## REQUIREMENT
Word for word, print each line of the listing below; pictures stay out.

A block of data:
※
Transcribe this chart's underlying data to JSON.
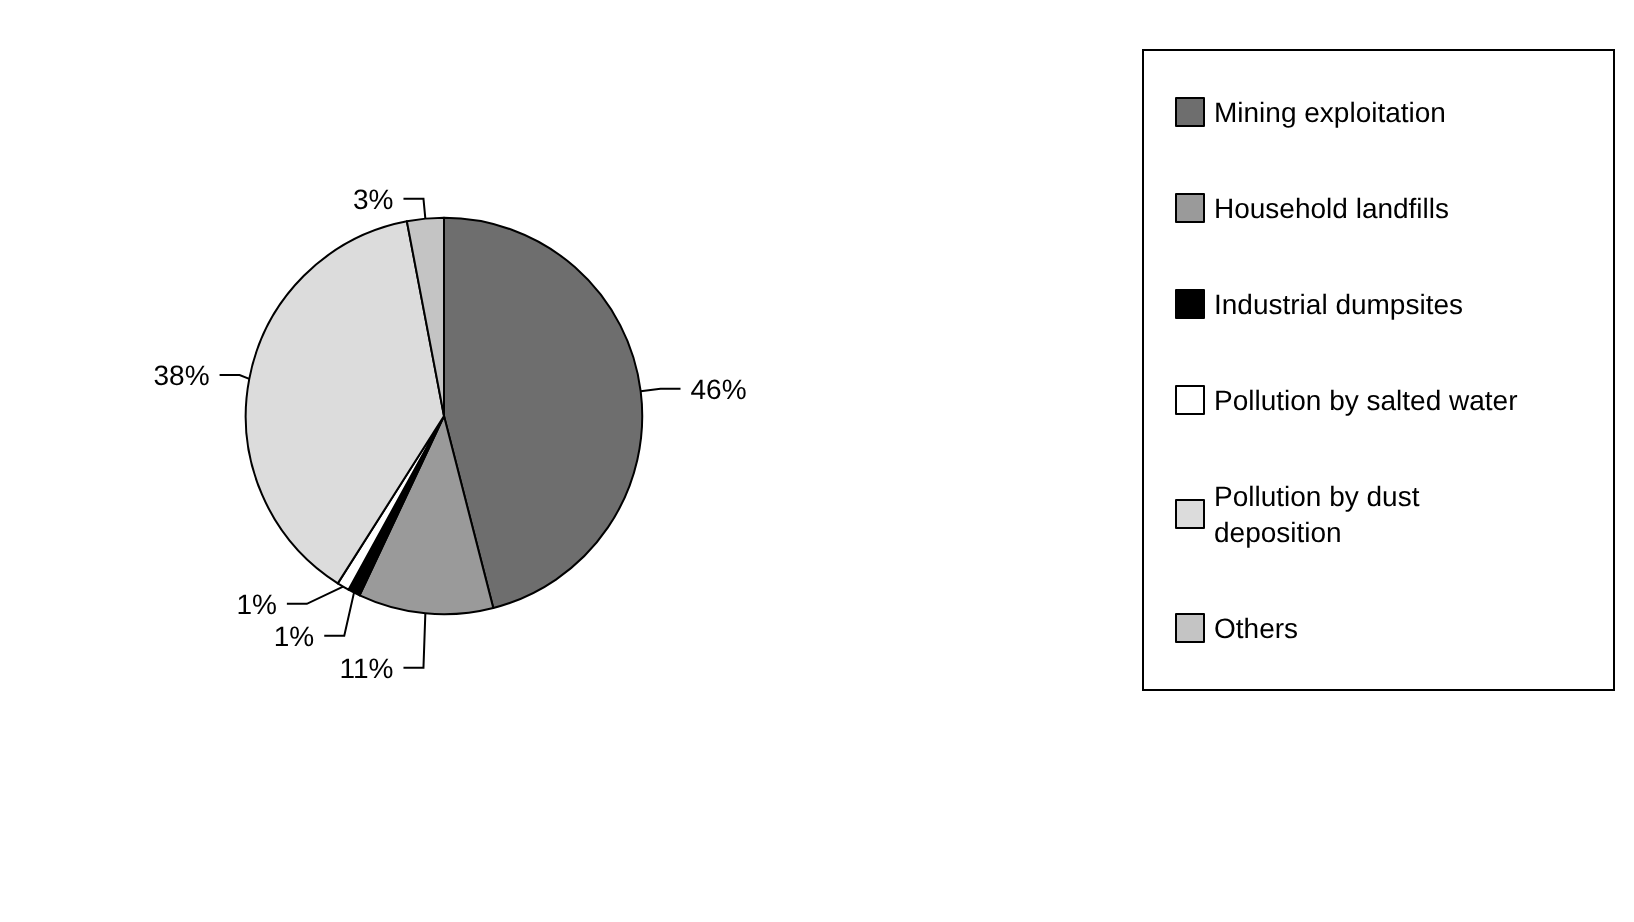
{
  "chart_data": {
    "type": "pie",
    "categories": [
      "Mining exploitation",
      "Household landfills",
      "Industrial dumpsites",
      "Pollution by salted water",
      "Pollution by dust deposition",
      "Others"
    ],
    "values": [
      46,
      11,
      1,
      1,
      38,
      3
    ],
    "value_labels": [
      "46%",
      "11%",
      "1%",
      "1%",
      "38%",
      "3%"
    ],
    "colors": [
      "#6e6e6e",
      "#9a9a9a",
      "#000000",
      "#ffffff",
      "#dcdcdc",
      "#c4c4c4"
    ],
    "legend": "right"
  }
}
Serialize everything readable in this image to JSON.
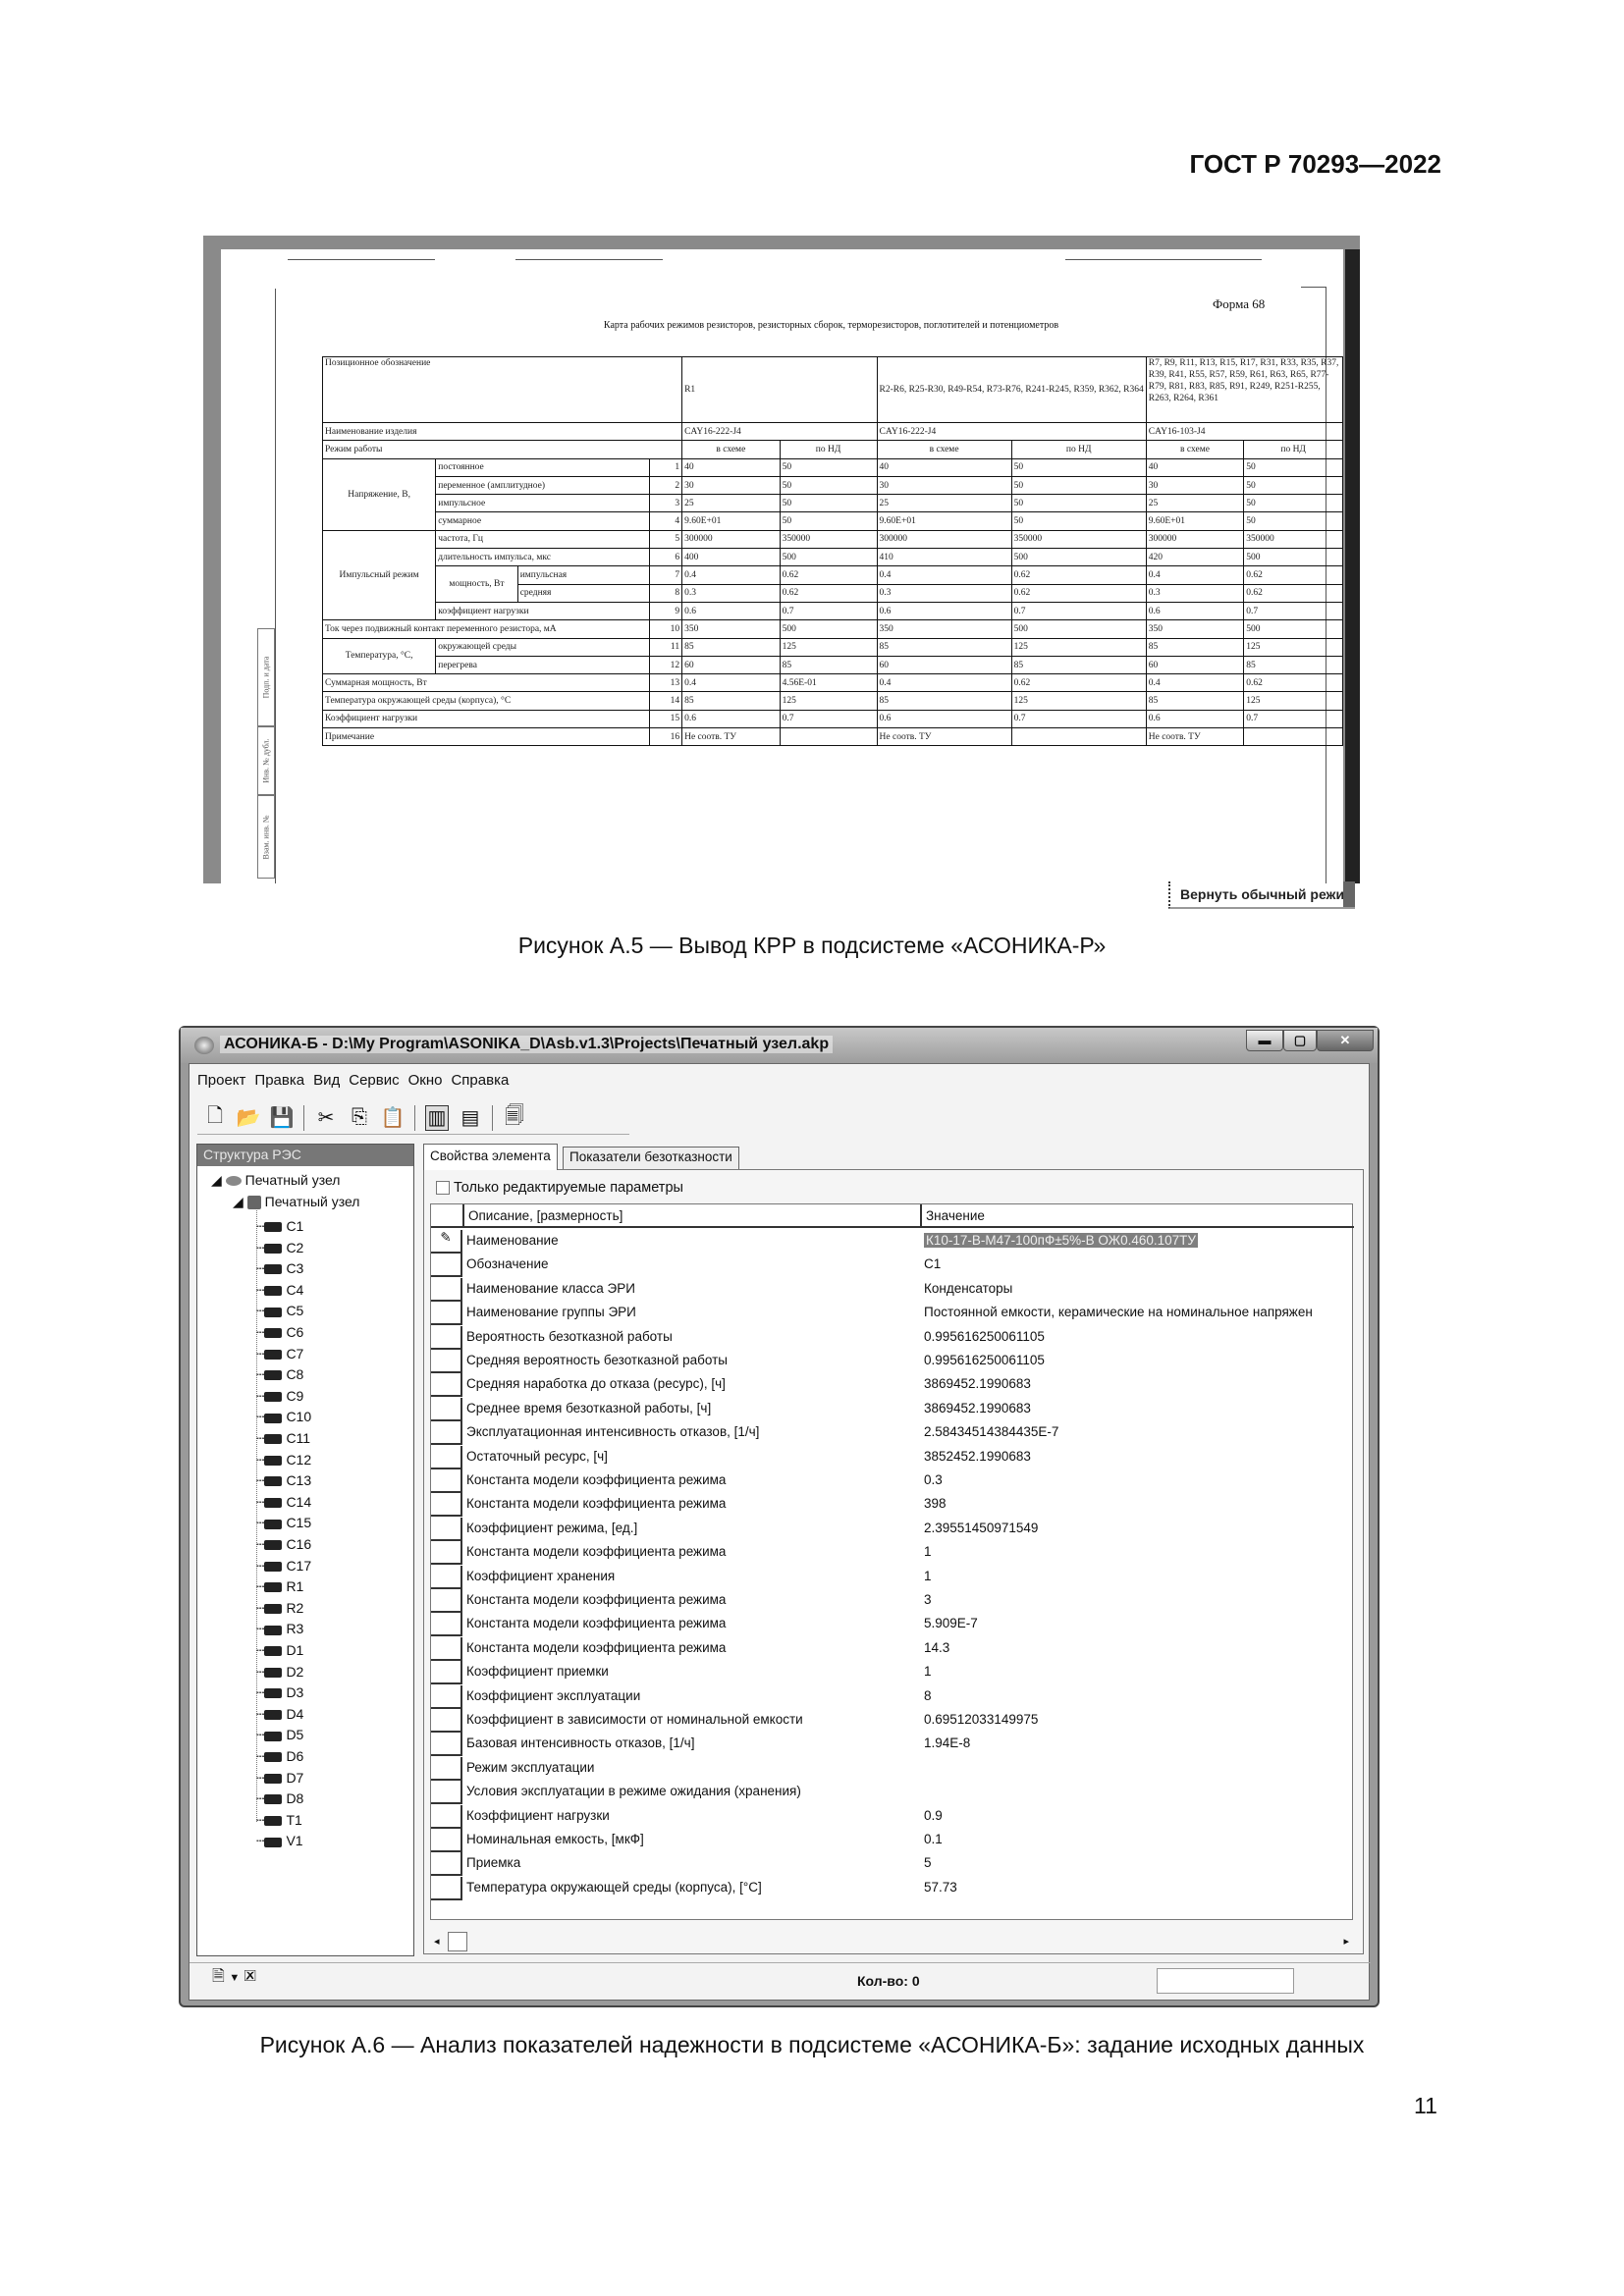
※
## COMPLETE RESPONSE
Transcribe this chart's underlying data to JSON.
{
  "chart_data": {
    "type": "pie",
    "categories": [
      "Mining exploitation",
      "Household landfills",
      "Industrial dumpsites",
      "Pollution by salted water",
      "Pollution by dust deposition",
      "Others"
    ],
    "values": [
      46,
      11,
      1,
      1,
      38,
      3
    ],
    "value_labels": [
      "46%",
      "11%",
      "1%",
      "1%",
      "38%",
      "3%"
    ],
    "colors": [
      "#6e6e6e",
      "#9a9a9a",
      "#000000",
      "#ffffff",
      "#dcdcdc",
      "#c4c4c4"
    ],
    "legend": "right"
  }
}
Serialize everything readable in this image to JSON.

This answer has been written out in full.